## Stated task
Go through the entries below and pick out every line with "large".

## Records to use
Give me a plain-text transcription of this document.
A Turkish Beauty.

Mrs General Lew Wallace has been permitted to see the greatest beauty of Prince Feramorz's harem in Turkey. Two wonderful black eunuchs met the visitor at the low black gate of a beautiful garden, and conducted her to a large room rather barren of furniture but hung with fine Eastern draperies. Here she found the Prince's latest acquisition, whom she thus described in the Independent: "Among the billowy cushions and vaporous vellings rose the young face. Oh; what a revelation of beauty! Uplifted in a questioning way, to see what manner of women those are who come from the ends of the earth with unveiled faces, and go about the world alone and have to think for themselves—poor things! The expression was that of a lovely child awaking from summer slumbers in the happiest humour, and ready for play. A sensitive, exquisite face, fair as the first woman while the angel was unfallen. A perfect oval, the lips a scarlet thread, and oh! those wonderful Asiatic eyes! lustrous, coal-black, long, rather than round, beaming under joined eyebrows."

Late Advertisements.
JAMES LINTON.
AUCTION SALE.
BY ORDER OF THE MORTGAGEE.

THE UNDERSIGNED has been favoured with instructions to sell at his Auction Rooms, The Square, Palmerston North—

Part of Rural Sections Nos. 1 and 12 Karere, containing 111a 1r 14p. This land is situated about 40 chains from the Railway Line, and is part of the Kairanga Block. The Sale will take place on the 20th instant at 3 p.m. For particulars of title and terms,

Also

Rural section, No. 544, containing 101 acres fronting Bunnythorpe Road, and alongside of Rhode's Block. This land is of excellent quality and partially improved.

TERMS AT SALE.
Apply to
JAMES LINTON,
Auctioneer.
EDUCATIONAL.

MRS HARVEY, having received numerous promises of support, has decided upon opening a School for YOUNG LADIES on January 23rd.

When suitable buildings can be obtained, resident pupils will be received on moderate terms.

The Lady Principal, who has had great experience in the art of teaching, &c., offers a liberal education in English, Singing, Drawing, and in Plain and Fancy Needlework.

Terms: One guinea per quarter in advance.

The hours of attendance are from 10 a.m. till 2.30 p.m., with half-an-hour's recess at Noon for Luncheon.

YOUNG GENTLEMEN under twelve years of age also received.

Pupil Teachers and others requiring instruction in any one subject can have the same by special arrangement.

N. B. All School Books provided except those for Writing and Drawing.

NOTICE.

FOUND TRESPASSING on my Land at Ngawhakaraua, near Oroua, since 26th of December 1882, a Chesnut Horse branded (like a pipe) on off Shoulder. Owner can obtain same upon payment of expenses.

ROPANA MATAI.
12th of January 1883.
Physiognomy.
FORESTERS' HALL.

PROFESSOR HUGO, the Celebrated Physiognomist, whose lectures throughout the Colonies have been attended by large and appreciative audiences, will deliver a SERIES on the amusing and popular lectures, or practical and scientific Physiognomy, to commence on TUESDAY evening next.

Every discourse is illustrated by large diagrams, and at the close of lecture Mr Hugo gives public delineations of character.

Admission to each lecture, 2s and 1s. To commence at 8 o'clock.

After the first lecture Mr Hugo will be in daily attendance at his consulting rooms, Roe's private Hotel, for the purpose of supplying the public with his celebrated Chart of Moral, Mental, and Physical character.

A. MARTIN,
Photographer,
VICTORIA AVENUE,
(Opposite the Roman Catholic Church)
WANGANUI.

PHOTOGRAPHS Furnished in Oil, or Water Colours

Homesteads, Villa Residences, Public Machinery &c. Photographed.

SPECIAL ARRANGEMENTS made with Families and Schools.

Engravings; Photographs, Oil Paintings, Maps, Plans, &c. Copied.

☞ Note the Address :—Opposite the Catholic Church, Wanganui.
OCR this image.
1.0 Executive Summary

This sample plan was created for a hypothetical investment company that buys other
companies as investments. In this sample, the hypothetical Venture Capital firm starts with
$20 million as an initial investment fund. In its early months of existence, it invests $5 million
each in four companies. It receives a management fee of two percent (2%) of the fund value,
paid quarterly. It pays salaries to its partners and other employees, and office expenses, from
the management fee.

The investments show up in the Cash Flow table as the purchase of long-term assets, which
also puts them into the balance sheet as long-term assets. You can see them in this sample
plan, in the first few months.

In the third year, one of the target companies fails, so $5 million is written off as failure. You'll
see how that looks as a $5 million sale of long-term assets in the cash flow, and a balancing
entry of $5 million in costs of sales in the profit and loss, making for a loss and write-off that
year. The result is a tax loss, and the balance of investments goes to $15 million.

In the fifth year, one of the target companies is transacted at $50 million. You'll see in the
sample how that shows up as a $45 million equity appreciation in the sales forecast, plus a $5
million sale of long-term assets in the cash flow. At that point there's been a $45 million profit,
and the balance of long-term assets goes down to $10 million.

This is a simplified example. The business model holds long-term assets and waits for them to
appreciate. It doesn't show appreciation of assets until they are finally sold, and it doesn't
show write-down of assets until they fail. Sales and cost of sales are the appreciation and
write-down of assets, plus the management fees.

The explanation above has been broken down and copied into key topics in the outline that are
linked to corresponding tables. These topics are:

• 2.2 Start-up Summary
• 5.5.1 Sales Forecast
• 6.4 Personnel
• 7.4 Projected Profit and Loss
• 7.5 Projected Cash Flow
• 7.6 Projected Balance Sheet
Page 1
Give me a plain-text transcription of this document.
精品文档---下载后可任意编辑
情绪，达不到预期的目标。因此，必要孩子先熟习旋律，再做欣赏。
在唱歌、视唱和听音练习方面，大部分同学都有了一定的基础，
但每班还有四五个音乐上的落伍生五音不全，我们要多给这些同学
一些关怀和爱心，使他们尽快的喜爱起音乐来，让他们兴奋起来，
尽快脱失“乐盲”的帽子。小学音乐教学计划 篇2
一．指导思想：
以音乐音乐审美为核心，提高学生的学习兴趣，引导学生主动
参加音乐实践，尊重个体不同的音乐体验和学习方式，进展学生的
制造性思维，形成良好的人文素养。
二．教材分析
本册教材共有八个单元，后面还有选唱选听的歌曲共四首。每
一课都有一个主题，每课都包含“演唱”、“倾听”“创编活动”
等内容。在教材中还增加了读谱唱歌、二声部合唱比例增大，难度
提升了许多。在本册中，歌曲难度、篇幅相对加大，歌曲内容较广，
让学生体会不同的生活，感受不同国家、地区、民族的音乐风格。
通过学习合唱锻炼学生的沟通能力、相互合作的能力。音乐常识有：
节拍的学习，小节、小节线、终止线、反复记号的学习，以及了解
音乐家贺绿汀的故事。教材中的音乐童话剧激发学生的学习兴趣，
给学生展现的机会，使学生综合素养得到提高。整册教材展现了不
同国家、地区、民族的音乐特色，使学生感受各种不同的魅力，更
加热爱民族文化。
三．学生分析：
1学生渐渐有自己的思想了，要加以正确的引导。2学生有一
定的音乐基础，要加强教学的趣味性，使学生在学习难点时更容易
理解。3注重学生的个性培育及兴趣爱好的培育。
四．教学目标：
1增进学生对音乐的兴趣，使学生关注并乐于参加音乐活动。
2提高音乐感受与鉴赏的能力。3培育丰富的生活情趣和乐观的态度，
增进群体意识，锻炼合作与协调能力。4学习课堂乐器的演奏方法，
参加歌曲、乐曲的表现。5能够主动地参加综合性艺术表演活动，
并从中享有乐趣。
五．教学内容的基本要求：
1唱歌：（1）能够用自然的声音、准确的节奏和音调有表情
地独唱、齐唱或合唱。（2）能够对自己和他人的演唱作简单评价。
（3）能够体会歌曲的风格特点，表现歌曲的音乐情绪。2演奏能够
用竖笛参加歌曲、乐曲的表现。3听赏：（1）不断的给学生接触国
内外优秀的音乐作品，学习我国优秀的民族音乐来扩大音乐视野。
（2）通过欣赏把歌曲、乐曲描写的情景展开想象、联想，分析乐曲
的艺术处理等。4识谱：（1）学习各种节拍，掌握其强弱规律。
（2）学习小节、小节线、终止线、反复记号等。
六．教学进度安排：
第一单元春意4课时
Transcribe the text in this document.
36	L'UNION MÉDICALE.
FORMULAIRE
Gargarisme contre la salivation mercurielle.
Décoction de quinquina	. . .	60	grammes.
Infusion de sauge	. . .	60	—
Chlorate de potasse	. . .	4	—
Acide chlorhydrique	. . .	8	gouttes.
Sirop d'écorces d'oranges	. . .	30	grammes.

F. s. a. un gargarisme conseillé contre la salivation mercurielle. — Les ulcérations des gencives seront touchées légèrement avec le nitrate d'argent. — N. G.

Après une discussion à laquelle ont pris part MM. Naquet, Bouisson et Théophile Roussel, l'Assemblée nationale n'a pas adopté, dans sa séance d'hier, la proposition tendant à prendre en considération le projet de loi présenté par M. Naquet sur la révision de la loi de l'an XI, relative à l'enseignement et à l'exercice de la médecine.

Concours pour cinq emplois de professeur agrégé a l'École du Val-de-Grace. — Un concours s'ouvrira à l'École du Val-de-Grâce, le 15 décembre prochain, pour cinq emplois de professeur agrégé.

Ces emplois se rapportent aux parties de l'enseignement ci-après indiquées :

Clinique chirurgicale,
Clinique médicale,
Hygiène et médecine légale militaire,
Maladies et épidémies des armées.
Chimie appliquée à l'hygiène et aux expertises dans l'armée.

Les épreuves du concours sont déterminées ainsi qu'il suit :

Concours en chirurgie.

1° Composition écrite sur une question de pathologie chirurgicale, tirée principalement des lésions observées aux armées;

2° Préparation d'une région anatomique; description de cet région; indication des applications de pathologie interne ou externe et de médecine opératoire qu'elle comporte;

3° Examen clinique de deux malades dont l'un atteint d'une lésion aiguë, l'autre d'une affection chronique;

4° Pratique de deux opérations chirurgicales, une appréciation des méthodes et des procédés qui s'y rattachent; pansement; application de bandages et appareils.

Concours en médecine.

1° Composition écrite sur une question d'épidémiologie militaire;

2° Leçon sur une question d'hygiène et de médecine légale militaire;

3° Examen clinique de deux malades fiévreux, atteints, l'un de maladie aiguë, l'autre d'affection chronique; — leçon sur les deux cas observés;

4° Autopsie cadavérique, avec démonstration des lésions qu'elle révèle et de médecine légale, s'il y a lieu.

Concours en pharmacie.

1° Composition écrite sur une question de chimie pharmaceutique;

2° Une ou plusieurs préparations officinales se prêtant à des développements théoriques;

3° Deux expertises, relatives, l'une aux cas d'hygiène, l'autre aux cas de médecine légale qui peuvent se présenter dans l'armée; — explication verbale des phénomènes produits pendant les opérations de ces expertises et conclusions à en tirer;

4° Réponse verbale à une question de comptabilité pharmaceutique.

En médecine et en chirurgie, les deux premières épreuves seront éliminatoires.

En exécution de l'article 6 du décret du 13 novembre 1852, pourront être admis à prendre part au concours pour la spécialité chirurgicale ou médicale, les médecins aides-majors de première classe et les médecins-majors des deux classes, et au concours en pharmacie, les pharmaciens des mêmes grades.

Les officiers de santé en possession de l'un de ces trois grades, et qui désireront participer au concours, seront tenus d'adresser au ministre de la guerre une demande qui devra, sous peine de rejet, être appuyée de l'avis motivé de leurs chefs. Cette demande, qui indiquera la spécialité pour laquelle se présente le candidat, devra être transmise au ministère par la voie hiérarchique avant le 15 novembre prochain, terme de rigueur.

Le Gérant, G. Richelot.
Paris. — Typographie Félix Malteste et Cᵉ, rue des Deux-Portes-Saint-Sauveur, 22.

## The completed task
Mrs General Lew Wallace has been permitted to see the greatest beauty of Prince Feramorz's harem in Turkey. Two wonderful black eunuchs met the visitor at the low black gate of a beautiful garden, and conducted her to a large room rather barren of furniture but hung with fine Eastern draperies. Here she found the Prince's latest acquisition, whom she thus described in the Independent: "Among the billowy cushions and vaporous vellings rose the young face. Oh; what a revelation of beauty! Uplifted in a questioning way, to see what manner of women those are who come from the ends of the earth with unveiled faces, and go about the world alone and have to think for themselves—poor things! The expression was that of a lovely child awaking from summer slumbers in the happiest humour, and ready for play. A sensitive, exquisite face, fair as the first woman while the angel was unfallen. A perfect oval, the lips a scarlet thread, and oh! those wonderful Asiatic eyes! lustrous, coal-black, long, rather than round, beaming under joined eyebrows."
PROFESSOR HUGO, the Celebrated Physiognomist, whose lectures throughout the Colonies have been attended by large and appreciative audiences, will deliver a SERIES on the amusing and popular lectures, or practical and scientific Physiognomy, to commence on TUESDAY evening next.
Every discourse is illustrated by large diagrams, and at the close of lecture Mr Hugo gives public delineations of character.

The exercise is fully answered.